_WHAT IS BEING ASKED_.
Copy exactly the run of lines that begins at the line with "Give me a plain-text" and ends at the final line of the entries.

↓↓↓

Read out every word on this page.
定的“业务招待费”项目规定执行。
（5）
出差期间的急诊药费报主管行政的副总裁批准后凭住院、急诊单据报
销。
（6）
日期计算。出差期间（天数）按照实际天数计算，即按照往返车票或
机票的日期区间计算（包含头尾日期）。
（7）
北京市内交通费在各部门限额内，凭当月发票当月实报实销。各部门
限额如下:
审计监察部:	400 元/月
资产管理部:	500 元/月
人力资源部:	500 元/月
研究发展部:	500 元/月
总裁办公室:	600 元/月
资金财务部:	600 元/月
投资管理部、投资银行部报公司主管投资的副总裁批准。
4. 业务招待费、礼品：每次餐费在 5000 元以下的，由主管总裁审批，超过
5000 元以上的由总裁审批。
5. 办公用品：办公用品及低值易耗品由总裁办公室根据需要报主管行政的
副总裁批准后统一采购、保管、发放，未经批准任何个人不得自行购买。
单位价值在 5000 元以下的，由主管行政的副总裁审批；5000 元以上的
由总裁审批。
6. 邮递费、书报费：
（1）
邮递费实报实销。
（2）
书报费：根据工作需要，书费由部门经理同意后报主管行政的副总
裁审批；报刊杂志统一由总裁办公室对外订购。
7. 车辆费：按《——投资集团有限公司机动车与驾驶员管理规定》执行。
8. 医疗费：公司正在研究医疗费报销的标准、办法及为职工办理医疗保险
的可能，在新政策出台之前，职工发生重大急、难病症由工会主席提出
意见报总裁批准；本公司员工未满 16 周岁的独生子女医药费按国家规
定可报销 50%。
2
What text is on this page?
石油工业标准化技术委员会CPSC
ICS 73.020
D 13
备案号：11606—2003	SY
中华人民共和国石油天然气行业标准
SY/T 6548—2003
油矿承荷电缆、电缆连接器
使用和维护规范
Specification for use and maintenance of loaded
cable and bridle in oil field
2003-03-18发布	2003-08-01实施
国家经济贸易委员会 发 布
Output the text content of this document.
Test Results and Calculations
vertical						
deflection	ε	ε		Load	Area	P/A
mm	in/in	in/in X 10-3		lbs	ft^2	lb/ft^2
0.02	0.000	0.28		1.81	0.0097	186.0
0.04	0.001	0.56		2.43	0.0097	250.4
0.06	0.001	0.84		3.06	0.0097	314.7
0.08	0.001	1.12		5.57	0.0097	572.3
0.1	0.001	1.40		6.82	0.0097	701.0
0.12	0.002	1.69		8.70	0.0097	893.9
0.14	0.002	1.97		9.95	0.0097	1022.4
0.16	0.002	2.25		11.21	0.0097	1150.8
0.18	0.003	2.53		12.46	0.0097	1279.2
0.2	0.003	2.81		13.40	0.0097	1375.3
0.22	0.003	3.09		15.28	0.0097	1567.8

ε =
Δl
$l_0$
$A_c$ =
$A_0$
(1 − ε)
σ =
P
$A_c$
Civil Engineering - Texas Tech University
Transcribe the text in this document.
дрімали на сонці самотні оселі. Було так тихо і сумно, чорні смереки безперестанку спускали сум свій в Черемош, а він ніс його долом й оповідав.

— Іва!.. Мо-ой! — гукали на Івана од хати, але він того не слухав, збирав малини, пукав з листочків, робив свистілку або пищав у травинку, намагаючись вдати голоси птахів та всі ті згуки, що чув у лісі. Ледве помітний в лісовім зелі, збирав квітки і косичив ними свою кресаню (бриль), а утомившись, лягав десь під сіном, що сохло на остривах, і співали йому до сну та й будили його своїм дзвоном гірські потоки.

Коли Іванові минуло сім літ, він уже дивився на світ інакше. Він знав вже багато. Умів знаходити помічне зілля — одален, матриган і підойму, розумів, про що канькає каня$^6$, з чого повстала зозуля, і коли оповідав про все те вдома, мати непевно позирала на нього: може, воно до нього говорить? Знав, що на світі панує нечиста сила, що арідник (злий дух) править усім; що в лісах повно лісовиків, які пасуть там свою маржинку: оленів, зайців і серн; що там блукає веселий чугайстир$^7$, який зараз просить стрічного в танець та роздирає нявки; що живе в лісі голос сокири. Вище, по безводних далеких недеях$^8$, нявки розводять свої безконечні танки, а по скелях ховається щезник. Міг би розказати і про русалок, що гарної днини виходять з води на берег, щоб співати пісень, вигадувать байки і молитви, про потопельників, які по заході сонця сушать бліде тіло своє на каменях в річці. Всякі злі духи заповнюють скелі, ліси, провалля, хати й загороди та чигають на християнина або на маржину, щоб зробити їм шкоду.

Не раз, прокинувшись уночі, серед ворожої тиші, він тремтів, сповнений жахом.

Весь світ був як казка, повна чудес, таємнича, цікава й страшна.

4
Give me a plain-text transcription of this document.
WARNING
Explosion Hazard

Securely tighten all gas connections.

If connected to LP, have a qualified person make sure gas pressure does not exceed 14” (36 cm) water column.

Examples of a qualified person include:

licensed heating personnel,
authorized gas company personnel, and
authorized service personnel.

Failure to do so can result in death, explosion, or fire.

↑↑↑

_RESULT OF THE TASK_.
Give me a plain-text transcription of this document.
WARNING
Explosion Hazard

Securely tighten all gas connections.

If connected to LP, have a qualified person make sure gas pressure does not exceed 14” (36 cm) water column.

Examples of a qualified person include:

licensed heating personnel,
authorized gas company personnel, and
authorized service personnel.

Failure to do so can result in death, explosion, or fire.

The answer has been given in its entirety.